◆ **Short exercise**: Rewrite everything from the line containing "Patent image size: (797, 1113)." down to the line containing "The first segment 2 is at (590, 96).", swapping "rounded-off" for "radiused" and leaving all else as it stands.

Records:
★ ★ ★ ★

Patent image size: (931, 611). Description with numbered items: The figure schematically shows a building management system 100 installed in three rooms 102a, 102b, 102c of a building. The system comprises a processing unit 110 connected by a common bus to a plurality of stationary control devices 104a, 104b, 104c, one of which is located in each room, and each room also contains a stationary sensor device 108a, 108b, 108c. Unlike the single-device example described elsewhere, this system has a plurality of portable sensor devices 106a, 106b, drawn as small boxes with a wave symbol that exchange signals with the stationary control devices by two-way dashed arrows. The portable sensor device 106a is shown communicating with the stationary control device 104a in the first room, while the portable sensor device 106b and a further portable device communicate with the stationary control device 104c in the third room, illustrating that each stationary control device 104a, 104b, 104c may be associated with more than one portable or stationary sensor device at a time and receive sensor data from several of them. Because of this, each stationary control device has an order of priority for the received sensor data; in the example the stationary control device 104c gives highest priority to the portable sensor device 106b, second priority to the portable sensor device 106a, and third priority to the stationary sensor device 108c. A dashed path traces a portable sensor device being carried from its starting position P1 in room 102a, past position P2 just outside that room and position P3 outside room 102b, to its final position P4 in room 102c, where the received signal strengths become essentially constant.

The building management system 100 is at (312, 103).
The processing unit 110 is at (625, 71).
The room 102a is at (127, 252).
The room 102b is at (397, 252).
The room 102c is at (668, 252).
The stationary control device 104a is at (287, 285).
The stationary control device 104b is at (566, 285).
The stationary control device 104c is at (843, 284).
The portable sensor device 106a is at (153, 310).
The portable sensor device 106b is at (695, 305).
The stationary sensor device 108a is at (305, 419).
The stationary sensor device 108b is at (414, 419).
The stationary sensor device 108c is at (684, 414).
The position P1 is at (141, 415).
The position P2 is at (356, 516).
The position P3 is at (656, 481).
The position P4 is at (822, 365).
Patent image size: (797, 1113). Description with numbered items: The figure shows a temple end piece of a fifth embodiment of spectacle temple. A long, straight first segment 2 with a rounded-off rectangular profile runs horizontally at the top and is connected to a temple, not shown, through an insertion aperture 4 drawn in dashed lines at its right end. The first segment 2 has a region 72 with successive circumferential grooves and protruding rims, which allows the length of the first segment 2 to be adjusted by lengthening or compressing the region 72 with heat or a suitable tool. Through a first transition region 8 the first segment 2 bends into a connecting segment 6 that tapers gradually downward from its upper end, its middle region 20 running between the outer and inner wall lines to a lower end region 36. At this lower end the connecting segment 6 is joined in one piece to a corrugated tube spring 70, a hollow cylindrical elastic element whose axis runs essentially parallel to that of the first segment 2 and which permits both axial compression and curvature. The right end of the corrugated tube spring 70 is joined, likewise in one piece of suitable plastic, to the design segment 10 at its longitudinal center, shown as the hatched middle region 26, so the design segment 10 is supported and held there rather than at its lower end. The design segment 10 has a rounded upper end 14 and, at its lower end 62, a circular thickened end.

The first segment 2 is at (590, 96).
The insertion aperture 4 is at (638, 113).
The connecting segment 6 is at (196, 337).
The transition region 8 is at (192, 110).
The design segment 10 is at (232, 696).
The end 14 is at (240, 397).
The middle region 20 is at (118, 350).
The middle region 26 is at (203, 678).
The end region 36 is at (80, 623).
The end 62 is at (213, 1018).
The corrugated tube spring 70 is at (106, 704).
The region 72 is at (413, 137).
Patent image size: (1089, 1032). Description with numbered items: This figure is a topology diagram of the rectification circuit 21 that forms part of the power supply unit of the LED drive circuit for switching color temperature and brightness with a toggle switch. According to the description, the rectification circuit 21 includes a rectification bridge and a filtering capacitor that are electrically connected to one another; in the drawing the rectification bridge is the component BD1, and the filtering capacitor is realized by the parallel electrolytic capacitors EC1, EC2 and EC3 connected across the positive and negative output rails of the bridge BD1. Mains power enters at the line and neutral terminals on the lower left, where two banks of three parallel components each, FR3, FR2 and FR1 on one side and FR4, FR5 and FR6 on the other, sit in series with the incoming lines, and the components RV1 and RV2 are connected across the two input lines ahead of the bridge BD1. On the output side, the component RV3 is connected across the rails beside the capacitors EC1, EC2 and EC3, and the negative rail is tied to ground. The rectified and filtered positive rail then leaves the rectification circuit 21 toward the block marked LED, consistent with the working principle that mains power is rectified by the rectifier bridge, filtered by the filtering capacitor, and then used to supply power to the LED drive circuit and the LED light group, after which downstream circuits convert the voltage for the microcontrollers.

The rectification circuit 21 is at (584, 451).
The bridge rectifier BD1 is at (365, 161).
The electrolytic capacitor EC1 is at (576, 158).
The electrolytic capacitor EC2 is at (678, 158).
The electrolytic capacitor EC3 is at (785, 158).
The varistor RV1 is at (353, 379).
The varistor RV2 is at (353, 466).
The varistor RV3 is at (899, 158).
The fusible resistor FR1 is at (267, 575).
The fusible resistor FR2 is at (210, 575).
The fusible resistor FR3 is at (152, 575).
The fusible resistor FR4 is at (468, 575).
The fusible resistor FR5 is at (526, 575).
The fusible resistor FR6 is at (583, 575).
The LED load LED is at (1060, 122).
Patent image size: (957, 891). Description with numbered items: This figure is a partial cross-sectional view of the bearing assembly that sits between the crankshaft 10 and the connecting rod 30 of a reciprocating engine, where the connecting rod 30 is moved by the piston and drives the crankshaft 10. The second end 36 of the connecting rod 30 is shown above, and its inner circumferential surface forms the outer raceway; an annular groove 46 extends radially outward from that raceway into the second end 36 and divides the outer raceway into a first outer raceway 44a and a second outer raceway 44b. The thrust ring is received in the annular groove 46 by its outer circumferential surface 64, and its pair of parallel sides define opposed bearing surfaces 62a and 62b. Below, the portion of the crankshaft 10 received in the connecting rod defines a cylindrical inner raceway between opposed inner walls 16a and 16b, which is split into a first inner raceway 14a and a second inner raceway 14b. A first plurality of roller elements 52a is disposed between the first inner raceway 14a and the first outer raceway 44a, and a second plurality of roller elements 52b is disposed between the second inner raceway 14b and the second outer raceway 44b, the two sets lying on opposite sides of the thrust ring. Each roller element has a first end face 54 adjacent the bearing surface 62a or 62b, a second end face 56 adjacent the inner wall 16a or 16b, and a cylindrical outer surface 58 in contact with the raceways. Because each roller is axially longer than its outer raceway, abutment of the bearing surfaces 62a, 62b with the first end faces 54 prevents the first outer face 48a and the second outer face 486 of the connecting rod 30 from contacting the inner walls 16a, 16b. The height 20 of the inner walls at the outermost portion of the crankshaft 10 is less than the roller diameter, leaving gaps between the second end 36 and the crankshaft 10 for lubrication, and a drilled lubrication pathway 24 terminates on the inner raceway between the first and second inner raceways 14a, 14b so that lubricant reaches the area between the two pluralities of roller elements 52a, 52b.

★ ★ ★ ★

◆ **Output of the task**:
Patent image size: (797, 1113). Description with numbered items: The figure shows a temple end piece of a fifth embodiment of spectacle temple. A long, straight first segment 2 with a radiused rectangular profile runs horizontally at the top and is connected to a temple, not shown, through an insertion aperture 4 drawn in dashed lines at its right end. The first segment 2 has a region 72 with successive circumferential grooves and protruding rims, which allows the length of the first segment 2 to be adjusted by lengthening or compressing the region 72 with heat or a suitable tool. Through a first transition region 8 the first segment 2 bends into a connecting segment 6 that tapers gradually downward from its upper end, its middle region 20 running between the outer and inner wall lines to a lower end region 36. At this lower end the connecting segment 6 is joined in one piece to a corrugated tube spring 70, a hollow cylindrical elastic element whose axis runs essentially parallel to that of the first segment 2 and which permits both axial compression and curvature. The right end of the corrugated tube spring 70 is joined, likewise in one piece of suitable plastic, to the design segment 10 at its longitudinal center, shown as the hatched middle region 26, so the design segment 10 is supported and held there rather than at its lower end. The design segment 10 has a rounded upper end 14 and, at its lower end 62, a circular thickened end.

The first segment 2 is at (590, 96).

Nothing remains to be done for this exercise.